▶ **Given request**: Extract each line from the entries below that has the string "хозяйственного" in it.
* * *
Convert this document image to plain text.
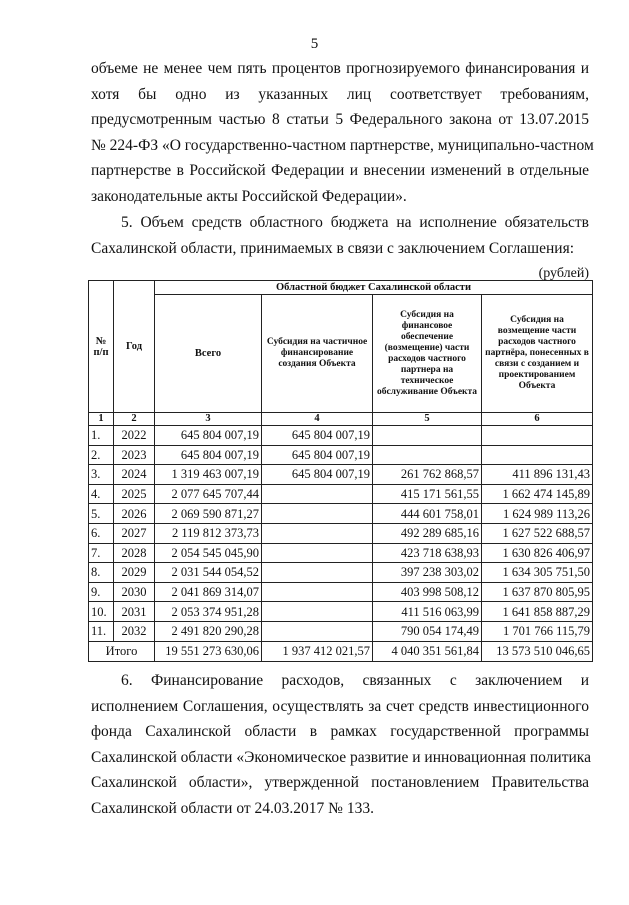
5
объеме не менее чем пять процентов прогнозируемого финансирования и
хотя бы одно из указанных лиц соответствует требованиям,
предусмотренным частью 8 статьи 5 Федерального закона от 13.07.2015
№ 224-ФЗ «О государственно-частном партнерстве, муниципально-частном
партнерстве в Российской Федерации и внесении изменений в отдельные
законодательные акты Российской Федерации».
5. Объем средств областного бюджета на исполнение обязательств
Сахалинской области, принимаемых в связи с заключением Соглашения:
(рублей)
№ п/п	Год	Областной бюджет Сахалинской области			
		Всего	Субсидия на частичное финансирование создания Объекта	Субсидия на финансовое обеспечение (возмещение) части расходов частного партнера на техническое обслуживание Объекта	Субсидия на возмещение части расходов частного партнёра, понесенных в связи с созданием и проектированием Объекта
1	2	3	4	5	6
1.	2022	645 804 007,19	645 804 007,19		
2.	2023	645 804 007,19	645 804 007,19		
3.	2024	1 319 463 007,19	645 804 007,19	261 762 868,57	411 896 131,43
4.	2025	2 077 645 707,44		415 171 561,55	1 662 474 145,89
5.	2026	2 069 590 871,27		444 601 758,01	1 624 989 113,26
6.	2027	2 119 812 373,73		492 289 685,16	1 627 522 688,57
7.	2028	2 054 545 045,90		423 718 638,93	1 630 826 406,97
8.	2029	2 031 544 054,52		397 238 303,02	1 634 305 751,50
9.	2030	2 041 869 314,07		403 998 508,12	1 637 870 805,95
10.	2031	2 053 374 951,28		411 516 063,99	1 641 858 887,29
11.	2032	2 491 820 290,28		790 054 174,49	1 701 766 115,79
Итого		19 551 273 630,06	1 937 412 021,57	4 040 351 561,84	13 573 510 046,65
6. Финансирование расходов, связанных с заключением и
исполнением Соглашения, осуществлять за счет средств инвестиционного
фонда Сахалинской области в рамках государственной программы
Сахалинской области «Экономическое развитие и инновационная политика
Сахалинской области», утвержденной постановлением Правительства
Сахалинской области от 24.03.2017 № 133.
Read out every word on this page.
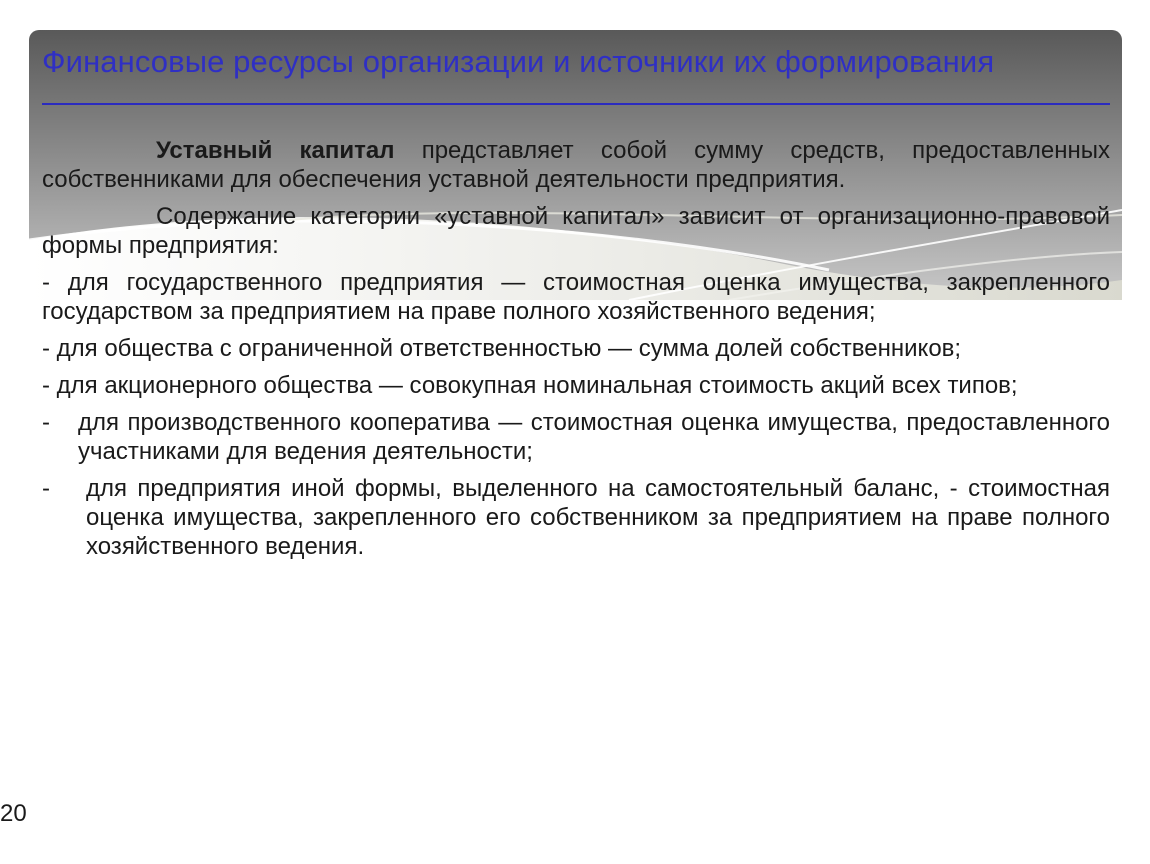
Финансовые ресурсы организации и источники их формирования

Уставный капитал представляет собой сумму средств, предоставленных собственниками для обеспечения уставной деятельности предприятия.

Содержание категории «уставной капитал» зависит от организационно-правовой формы предприятия:

- для государственного предприятия — стоимостная оценка имущества, закрепленного государством за предприятием на праве полного хозяйственного ведения;

- для общества с ограниченной ответственностью — сумма долей собственников;

- для акционерного общества — совокупная номинальная стоимость акций всех типов;

-	для производственного кооператива — стоимостная оценка имущества, предоставленного участниками для ведения деятельности;
-	для предприятия иной формы, выделенного на самостоятельный баланс, - стоимостная оценка имущества, закрепленного его собственником за предприятием на праве полного хозяйственного ведения.
20
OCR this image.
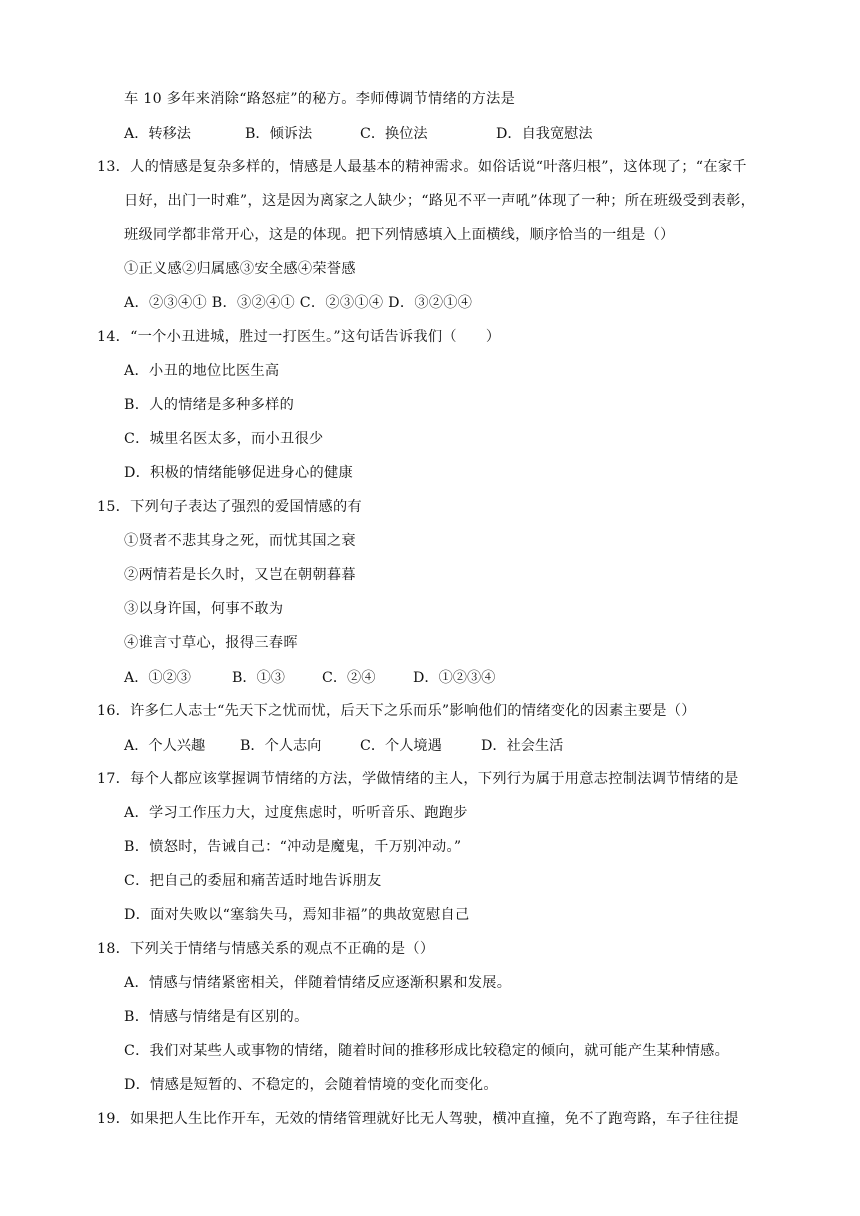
车 10 多年来消除“路怒症”的秘方。李师傅调节情绪的方法是
A．转移法	B．倾诉法	C．换位法	D．自我宽慰法
13．人的情感是复杂多样的，情感是人最基本的精神需求。如俗话说“叶落归根”，这体现了；“在家千
日好，出门一时难”，这是因为离家之人缺少；“路见不平一声吼”体现了一种；所在班级受到表彰，
班级同学都非常开心，这是的体现。把下列情感填入上面横线，顺序恰当的一组是（）
①正义感②归属感③安全感④荣誉感
A．②③④① B．③②④① C．②③①④ D．③②①④
14．“一个小丑进城，胜过一打医生。”这句话告诉我们（　　）
A．小丑的地位比医生高
B．人的情绪是多种多样的
C．城里名医太多，而小丑很少
D．积极的情绪能够促进身心的健康
15．下列句子表达了强烈的爱国情感的有
①贤者不悲其身之死，而忧其国之衰
②两情若是长久时，又岂在朝朝暮暮
③以身许国，何事不敢为
④谁言寸草心，报得三春晖
A．①②③	B．①③	C．②④	D．①②③④
16．许多仁人志士“先天下之忧而忧，后天下之乐而乐”影响他们的情绪变化的因素主要是（）
A．个人兴趣 B．个人志向	C．个人境遇	D．社会生活
17．每个人都应该掌握调节情绪的方法，学做情绪的主人，下列行为属于用意志控制法调节情绪的是
A．学习工作压力大，过度焦虑时，听听音乐、跑跑步
B．愤怒时，告诫自己：“冲动是魔鬼，千万别冲动。”
C．把自己的委屈和痛苦适时地告诉朋友
D．面对失败以“塞翁失马，焉知非福”的典故宽慰自己
18．下列关于情绪与情感关系的观点不正确的是（）
A．情感与情绪紧密相关，伴随着情绪反应逐渐积累和发展。
B．情感与情绪是有区别的。
C．我们对某些人或事物的情绪，随着时间的推移形成比较稳定的倾向，就可能产生某种情感。
D．情感是短暂的、不稳定的，会随着情境的变化而变化。
19．如果把人生比作开车，无效的情绪管理就好比无人驾驶，横冲直撞，免不了跑弯路，车子往往提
* * *
▶ **Correct result**:
- для государственного предприятия — стоимостная оценка имущества, закрепленного государством за предприятием на праве полного хозяйственного ведения;
-	для предприятия иной формы, выделенного на самостоятельный баланс, - стоимостная оценка имущества, закрепленного его собственником за предприятием на праве полного хозяйственного ведения.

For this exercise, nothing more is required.